* [Material for this exercise]
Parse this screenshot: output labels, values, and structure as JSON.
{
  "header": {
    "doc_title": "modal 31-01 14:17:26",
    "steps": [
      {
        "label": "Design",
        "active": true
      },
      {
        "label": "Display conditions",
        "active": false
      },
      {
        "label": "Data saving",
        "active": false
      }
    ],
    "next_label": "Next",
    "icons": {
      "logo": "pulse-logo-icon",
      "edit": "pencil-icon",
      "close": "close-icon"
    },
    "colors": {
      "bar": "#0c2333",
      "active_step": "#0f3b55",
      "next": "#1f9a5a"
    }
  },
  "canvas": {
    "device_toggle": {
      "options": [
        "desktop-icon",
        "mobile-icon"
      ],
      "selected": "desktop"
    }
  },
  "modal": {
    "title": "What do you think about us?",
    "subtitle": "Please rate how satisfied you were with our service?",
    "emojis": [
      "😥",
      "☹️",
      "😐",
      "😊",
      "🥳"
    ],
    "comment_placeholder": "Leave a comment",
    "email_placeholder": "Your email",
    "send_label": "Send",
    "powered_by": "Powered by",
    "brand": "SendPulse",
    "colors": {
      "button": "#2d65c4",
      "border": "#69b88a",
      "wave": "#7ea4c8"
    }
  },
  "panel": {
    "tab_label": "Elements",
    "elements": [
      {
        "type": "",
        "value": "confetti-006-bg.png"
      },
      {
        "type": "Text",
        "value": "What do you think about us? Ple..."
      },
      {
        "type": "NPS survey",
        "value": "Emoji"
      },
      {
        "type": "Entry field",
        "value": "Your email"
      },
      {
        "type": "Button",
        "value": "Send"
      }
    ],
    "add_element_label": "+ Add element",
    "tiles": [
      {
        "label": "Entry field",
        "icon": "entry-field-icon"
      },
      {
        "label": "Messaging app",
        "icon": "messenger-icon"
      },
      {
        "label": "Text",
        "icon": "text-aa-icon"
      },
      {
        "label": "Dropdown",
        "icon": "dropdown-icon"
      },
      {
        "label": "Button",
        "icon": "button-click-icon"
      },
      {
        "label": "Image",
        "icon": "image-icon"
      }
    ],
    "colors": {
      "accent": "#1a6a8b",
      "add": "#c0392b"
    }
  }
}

* [Task objective]
Search the entries for the word "think" and copy every line that has it.

* [Output below]
    "title": "What do you think about us?",
        "value": "What do you think about us? Ple..."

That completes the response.